THE PROBLEM: The entries that follow should be written out exactly.

DATA ENTRIES:
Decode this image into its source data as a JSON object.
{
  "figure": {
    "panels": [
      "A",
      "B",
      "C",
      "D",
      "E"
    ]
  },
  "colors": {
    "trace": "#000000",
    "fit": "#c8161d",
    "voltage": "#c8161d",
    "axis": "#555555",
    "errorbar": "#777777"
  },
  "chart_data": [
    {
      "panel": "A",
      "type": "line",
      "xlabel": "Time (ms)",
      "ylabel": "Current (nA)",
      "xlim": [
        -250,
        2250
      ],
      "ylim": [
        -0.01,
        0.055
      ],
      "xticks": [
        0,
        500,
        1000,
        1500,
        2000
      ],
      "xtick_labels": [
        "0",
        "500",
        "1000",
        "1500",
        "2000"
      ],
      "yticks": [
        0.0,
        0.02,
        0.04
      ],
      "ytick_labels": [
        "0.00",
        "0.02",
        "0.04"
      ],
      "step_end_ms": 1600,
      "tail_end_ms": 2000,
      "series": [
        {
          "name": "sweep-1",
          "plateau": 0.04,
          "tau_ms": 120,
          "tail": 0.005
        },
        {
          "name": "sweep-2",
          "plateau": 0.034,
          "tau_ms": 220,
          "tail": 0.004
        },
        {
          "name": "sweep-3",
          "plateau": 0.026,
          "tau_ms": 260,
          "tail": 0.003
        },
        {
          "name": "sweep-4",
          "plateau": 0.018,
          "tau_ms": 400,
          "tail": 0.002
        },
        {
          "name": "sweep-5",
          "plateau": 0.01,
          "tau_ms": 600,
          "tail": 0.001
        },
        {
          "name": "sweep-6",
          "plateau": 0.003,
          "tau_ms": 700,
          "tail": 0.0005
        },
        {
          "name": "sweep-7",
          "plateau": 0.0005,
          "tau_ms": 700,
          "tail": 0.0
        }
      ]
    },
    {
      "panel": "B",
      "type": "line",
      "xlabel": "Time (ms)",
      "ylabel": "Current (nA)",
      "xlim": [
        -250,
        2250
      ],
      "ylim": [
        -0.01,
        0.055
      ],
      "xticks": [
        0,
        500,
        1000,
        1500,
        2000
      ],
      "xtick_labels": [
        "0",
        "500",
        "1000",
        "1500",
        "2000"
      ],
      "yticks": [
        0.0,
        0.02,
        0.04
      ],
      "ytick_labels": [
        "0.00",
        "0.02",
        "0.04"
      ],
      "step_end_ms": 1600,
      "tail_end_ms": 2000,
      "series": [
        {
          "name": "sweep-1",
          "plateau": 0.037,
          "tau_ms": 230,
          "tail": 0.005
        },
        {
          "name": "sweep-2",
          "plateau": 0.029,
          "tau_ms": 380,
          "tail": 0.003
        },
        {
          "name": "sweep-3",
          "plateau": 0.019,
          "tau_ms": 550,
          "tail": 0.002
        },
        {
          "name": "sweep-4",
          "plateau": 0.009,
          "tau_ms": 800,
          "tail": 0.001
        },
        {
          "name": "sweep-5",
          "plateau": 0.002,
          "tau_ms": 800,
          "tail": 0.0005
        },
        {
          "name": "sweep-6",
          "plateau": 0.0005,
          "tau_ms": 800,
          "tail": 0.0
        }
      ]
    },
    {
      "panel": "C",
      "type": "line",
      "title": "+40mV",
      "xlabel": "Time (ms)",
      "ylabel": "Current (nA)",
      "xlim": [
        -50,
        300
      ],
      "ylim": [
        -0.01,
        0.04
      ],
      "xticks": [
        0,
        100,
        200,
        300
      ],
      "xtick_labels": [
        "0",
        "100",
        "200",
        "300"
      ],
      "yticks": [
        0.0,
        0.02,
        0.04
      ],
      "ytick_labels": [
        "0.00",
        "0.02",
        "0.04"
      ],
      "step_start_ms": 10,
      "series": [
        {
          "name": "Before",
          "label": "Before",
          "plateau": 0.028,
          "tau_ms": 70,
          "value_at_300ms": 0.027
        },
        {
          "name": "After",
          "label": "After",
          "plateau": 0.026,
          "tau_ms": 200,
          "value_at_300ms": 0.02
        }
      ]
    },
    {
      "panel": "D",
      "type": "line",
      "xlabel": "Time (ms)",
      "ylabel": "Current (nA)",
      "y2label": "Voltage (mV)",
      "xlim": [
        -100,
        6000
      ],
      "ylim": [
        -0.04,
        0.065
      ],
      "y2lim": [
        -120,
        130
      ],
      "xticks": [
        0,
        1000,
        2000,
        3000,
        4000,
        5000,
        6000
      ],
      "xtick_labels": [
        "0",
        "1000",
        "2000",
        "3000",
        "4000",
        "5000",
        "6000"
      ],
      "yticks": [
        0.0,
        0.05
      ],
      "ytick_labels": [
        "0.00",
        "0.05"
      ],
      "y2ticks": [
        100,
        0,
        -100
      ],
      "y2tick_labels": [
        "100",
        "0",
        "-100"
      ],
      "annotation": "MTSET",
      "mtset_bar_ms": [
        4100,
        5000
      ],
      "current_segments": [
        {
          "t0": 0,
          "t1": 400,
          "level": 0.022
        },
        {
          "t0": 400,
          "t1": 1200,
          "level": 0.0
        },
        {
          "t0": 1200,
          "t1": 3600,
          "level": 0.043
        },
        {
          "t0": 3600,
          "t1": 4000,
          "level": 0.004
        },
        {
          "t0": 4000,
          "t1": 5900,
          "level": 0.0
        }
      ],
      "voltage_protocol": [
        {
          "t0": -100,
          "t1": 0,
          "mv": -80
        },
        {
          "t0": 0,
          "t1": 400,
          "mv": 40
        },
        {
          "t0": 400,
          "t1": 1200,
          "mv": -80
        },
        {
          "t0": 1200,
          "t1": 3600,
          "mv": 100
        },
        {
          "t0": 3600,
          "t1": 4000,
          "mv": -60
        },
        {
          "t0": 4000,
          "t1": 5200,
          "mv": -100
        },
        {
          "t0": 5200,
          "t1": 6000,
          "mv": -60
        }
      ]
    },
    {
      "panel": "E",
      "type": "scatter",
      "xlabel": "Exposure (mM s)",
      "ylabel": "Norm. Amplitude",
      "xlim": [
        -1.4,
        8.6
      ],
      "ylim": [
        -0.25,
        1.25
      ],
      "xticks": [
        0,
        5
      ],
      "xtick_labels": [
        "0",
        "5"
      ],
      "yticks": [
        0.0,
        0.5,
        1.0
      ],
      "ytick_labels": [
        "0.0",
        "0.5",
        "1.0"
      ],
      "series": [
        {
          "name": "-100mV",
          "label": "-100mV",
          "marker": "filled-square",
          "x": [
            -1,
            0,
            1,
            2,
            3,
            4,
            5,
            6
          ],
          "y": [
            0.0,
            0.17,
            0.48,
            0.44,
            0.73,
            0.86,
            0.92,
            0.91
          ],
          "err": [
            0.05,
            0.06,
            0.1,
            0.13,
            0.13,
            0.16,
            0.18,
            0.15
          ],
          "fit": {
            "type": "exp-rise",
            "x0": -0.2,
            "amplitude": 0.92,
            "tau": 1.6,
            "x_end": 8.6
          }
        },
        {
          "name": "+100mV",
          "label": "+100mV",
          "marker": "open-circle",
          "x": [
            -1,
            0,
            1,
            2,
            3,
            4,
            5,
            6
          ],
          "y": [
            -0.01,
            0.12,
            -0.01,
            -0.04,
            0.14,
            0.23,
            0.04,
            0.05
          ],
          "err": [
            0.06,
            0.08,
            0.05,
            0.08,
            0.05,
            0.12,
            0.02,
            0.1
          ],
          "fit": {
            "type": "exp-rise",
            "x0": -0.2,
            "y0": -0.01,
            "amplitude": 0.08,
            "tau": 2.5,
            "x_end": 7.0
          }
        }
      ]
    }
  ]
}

THE RESULT:
Decode this image into its source data as a JSON object.
{
  "figure": {
    "panels": [
      "A",
      "B",
      "C",
      "D",
      "E"
    ]
  },
  "colors": {
    "trace": "#000000",
    "fit": "#c8161d",
    "voltage": "#c8161d",
    "axis": "#555555",
    "errorbar": "#777777"
  },
  "chart_data": [
    {
      "panel": "A",
      "type": "line",
      "xlabel": "Time (ms)",
      "ylabel": "Current (nA)",
      "xlim": [
        -250,
        2250
      ],
      "ylim": [
        -0.01,
        0.055
      ],
      "xticks": [
        0,
        500,
        1000,
        1500,
        2000
      ],
      "xtick_labels": [
        "0",
        "500",
        "1000",
        "1500",
        "2000"
      ],
      "yticks": [
        0.0,
        0.02,
        0.04
      ],
      "ytick_labels": [
        "0.00",
        "0.02",
        "0.04"
      ],
      "step_end_ms": 1600,
      "tail_end_ms": 2000,
      "series": [
        {
          "name": "sweep-1",
          "plateau": 0.04,
          "tau_ms": 120,
          "tail": 0.005
        },
        {
          "name": "sweep-2",
          "plateau": 0.034,
          "tau_ms": 220,
          "tail": 0.004
        },
        {
          "name": "sweep-3",
          "plateau": 0.026,
          "tau_ms": 260,
          "tail": 0.003
        },
        {
          "name": "sweep-4",
          "plateau": 0.018,
          "tau_ms": 400,
          "tail": 0.002
        },
        {
          "name": "sweep-5",
          "plateau": 0.01,
          "tau_ms": 600,
          "tail": 0.001
        },
        {
          "name": "sweep-6",
          "plateau": 0.003,
          "tau_ms": 700,
          "tail": 0.0005
        },
        {
          "name": "sweep-7",
          "plateau": 0.0005,
          "tau_ms": 700,
          "tail": 0.0
        }
      ]
    },
    {
      "panel": "B",
      "type": "line",
      "xlabel": "Time (ms)",
      "ylabel": "Current (nA)",
      "xlim": [
        -250,
        2250
      ],
      "ylim": [
        -0.01,
        0.055
      ],
      "xticks": [
        0,
        500,
        1000,
        1500,
        2000
      ],
      "xtick_labels": [
        "0",
        "500",
        "1000",
        "1500",
        "2000"
      ],
      "yticks": [
        0.0,
        0.02,
        0.04
      ],
      "ytick_labels": [
        "0.00",
        "0.02",
        "0.04"
      ],
      "step_end_ms": 1600,
      "tail_end_ms": 2000,
      "series": [
        {
          "name": "sweep-1",
          "plateau": 0.037,
          "tau_ms": 230,
          "tail": 0.005
        },
        {
          "name": "sweep-2",
          "plateau": 0.029,
          "tau_ms": 380,
          "tail": 0.003
        },
        {
          "name": "sweep-3",
          "plateau": 0.019,
          "tau_ms": 550,
          "tail": 0.002
        },
        {
          "name": "sweep-4",
          "plateau": 0.009,
          "tau_ms": 800,
          "tail": 0.001
        },
        {
          "name": "sweep-5",
          "plateau": 0.002,
          "tau_ms": 800,
          "tail": 0.0005
        },
        {
          "name": "sweep-6",
          "plateau": 0.0005,
          "tau_ms": 800,
          "tail": 0.0
        }
      ]
    },
    {
      "panel": "C",
      "type": "line",
      "title": "+40mV",
      "xlabel": "Time (ms)",
      "ylabel": "Current (nA)",
      "xlim": [
        -50,
        300
      ],
      "ylim": [
        -0.01,
        0.04
      ],
      "xticks": [
        0,
        100,
        200,
        300
      ],
      "xtick_labels": [
        "0",
        "100",
        "200",
        "300"
      ],
      "yticks": [
        0.0,
        0.02,
        0.04
      ],
      "ytick_labels": [
        "0.00",
        "0.02",
        "0.04"
      ],
      "step_start_ms": 10,
      "series": [
        {
          "name": "Before",
          "label": "Before",
          "plateau": 0.028,
          "tau_ms": 70,
          "value_at_300ms": 0.027
        },
        {
          "name": "After",
          "label": "After",
          "plateau": 0.026,
          "tau_ms": 200,
          "value_at_300ms": 0.02
        }
      ]
    },
    {
      "panel": "D",
      "type": "line",
      "xlabel": "Time (ms)",
      "ylabel": "Current (nA)",
      "y2label": "Voltage (mV)",
      "xlim": [
        -100,
        6000
      ],
      "ylim": [
        -0.04,
        0.065
      ],
      "y2lim": [
        -120,
        130
      ],
      "xticks": [
        0,
        1000,
        2000,
        3000,
        4000,
        5000,
        6000
      ],
      "xtick_labels": [
        "0",
        "1000",
        "2000",
        "3000",
        "4000",
        "5000",
        "6000"
      ],
      "yticks": [
        0.0,
        0.05
      ],
      "ytick_labels": [
        "0.00",
        "0.05"
      ],
      "y2ticks": [
        100,
        0,
        -100
      ],
      "y2tick_labels": [
        "100",
        "0",
        "-100"
      ],
      "annotation": "MTSET",
      "mtset_bar_ms": [
        4100,
        5000
      ],
      "current_segments": [
        {
          "t0": 0,
          "t1": 400,
          "level": 0.022
        },
        {
          "t0": 400,
          "t1": 1200,
          "level": 0.0
        },
        {
          "t0": 1200,
          "t1": 3600,
          "level": 0.043
        },
        {
          "t0": 3600,
          "t1": 4000,
          "level": 0.004
        },
        {
          "t0": 4000,
          "t1": 5900,
          "level": 0.0
        }
      ],
      "voltage_protocol": [
        {
          "t0": -100,
          "t1": 0,
          "mv": -80
        },
        {
          "t0": 0,
          "t1": 400,
          "mv": 40
        },
        {
          "t0": 400,
          "t1": 1200,
          "mv": -80
        },
        {
          "t0": 1200,
          "t1": 3600,
          "mv": 100
        },
        {
          "t0": 3600,
          "t1": 4000,
          "mv": -60
        },
        {
          "t0": 4000,
          "t1": 5200,
          "mv": -100
        },
        {
          "t0": 5200,
          "t1": 6000,
          "mv": -60
        }
      ]
    },
    {
      "panel": "E",
      "type": "scatter",
      "xlabel": "Exposure (mM s)",
      "ylabel": "Norm. Amplitude",
      "xlim": [
        -1.4,
        8.6
      ],
      "ylim": [
        -0.25,
        1.25
      ],
      "xticks": [
        0,
        5
      ],
      "xtick_labels": [
        "0",
        "5"
      ],
      "yticks": [
        0.0,
        0.5,
        1.0
      ],
      "ytick_labels": [
        "0.0",
        "0.5",
        "1.0"
      ],
      "series": [
        {
          "name": "-100mV",
          "label": "-100mV",
          "marker": "filled-square",
          "x": [
            -1,
            0,
            1,
            2,
            3,
            4,
            5,
            6
          ],
          "y": [
            0.0,
            0.17,
            0.48,
            0.44,
            0.73,
            0.86,
            0.92,
            0.91
          ],
          "err": [
            0.05,
            0.06,
            0.1,
            0.13,
            0.13,
            0.16,
            0.18,
            0.15
          ],
          "fit": {
            "type": "exp-rise",
            "x0": -0.2,
            "amplitude": 0.92,
            "tau": 1.6,
            "x_end": 8.6
          }
        },
        {
          "name": "+100mV",
          "label": "+100mV",
          "marker": "open-circle",
          "x": [
            -1,
            0,
            1,
            2,
            3,
            4,
            5,
            6
          ],
          "y": [
            -0.01,
            0.12,
            -0.01,
            -0.04,
            0.14,
            0.23,
            0.04,
            0.05
          ],
          "err": [
            0.06,
            0.08,
            0.05,
            0.08,
            0.05,
            0.12,
            0.02,
            0.1
          ],
          "fit": {
            "type": "exp-rise",
            "x0": -0.2,
            "y0": -0.01,
            "amplitude": 0.08,
            "tau": 2.5,
            "x_end": 7.0
          }
        }
      ]
    }
  ]
}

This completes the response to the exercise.